Exercise requirements ->
Pull every line containing "Joseph" from the entries.
──────── Data lines
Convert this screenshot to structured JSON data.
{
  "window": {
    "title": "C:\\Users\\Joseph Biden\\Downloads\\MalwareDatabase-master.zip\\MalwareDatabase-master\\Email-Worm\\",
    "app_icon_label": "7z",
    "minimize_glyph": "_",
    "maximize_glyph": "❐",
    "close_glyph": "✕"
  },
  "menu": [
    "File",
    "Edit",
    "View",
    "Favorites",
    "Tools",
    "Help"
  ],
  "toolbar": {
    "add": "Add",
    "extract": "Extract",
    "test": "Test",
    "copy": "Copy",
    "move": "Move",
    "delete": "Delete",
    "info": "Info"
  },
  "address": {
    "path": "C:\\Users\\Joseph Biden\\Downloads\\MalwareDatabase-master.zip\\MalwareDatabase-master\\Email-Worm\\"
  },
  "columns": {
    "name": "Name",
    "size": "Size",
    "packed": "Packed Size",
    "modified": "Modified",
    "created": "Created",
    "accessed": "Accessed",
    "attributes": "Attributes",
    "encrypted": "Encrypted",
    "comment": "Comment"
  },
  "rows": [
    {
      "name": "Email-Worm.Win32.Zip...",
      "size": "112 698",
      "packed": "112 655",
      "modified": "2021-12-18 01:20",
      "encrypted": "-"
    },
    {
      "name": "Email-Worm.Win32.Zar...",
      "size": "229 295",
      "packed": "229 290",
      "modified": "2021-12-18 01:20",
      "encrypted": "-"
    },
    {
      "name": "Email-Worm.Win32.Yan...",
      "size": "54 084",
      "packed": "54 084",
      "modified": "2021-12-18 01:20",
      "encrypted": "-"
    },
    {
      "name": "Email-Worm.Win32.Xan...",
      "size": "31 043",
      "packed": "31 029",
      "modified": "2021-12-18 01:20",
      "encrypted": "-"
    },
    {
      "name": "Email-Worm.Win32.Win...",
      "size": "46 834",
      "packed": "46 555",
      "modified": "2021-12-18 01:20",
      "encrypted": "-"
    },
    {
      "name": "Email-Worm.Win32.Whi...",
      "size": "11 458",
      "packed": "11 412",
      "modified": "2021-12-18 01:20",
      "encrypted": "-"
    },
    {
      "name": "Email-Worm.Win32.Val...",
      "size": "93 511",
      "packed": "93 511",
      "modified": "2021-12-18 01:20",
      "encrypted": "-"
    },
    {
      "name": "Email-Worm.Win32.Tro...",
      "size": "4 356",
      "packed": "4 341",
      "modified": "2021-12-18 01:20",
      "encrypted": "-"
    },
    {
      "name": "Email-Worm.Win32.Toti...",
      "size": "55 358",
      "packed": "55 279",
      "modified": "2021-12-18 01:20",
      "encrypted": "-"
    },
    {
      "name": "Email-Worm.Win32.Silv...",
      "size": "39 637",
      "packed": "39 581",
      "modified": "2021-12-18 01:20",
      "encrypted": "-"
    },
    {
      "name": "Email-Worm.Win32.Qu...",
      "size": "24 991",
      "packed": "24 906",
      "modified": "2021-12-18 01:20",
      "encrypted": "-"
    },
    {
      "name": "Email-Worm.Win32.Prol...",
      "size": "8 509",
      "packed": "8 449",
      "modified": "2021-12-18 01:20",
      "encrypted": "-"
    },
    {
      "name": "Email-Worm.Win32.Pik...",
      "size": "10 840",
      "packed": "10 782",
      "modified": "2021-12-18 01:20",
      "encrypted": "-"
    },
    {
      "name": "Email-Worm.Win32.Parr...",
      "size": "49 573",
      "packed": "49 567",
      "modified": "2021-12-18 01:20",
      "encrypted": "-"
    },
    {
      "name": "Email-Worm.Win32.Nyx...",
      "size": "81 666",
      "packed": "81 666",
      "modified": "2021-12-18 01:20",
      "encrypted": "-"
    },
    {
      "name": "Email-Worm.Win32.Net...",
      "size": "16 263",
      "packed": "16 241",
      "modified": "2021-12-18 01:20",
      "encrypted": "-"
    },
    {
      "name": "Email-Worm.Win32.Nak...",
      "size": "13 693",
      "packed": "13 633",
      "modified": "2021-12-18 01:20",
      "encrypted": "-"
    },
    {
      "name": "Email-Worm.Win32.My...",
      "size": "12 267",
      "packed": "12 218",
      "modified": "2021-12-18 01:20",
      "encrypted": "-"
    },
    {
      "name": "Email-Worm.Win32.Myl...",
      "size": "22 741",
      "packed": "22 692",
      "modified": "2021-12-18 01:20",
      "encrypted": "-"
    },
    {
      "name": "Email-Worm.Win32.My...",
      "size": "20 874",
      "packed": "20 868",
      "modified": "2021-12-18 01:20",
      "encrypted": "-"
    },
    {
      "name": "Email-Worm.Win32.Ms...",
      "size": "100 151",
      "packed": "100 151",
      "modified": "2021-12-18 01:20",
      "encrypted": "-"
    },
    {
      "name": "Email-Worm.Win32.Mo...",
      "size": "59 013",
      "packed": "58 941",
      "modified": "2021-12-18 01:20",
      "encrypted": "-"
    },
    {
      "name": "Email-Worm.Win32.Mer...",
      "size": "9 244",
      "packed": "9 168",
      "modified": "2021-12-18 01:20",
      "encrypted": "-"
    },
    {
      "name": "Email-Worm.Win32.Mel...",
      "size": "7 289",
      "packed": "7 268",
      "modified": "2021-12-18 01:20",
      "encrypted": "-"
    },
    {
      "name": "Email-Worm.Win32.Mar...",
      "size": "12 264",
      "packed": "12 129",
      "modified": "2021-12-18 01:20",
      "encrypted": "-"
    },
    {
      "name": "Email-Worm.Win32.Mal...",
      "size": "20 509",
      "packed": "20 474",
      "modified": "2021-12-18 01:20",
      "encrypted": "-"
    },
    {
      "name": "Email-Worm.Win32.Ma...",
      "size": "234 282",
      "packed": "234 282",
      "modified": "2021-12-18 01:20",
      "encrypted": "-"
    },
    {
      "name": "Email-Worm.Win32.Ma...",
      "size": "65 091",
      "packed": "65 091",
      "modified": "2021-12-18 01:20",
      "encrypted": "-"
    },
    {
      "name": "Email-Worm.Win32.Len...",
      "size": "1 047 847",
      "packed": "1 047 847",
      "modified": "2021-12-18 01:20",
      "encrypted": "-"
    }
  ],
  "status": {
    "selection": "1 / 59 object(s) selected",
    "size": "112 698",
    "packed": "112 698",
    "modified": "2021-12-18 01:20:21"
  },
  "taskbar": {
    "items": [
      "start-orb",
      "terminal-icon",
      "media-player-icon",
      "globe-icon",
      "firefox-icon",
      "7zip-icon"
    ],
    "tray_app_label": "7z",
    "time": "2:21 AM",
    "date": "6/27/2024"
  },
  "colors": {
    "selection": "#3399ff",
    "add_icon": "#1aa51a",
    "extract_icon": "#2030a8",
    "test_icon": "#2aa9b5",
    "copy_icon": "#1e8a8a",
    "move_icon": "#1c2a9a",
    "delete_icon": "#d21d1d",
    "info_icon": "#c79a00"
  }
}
────────────────
Written response ->
    "title": "C:\\Users\\Joseph Biden\\Downloads\\MalwareDatabase-master.zip\\MalwareDatabase-master\\Email-Worm\\",
    "path": "C:\\Users\\Joseph Biden\\Downloads\\MalwareDatabase-master.zip\\MalwareDatabase-master\\Email-Worm\\"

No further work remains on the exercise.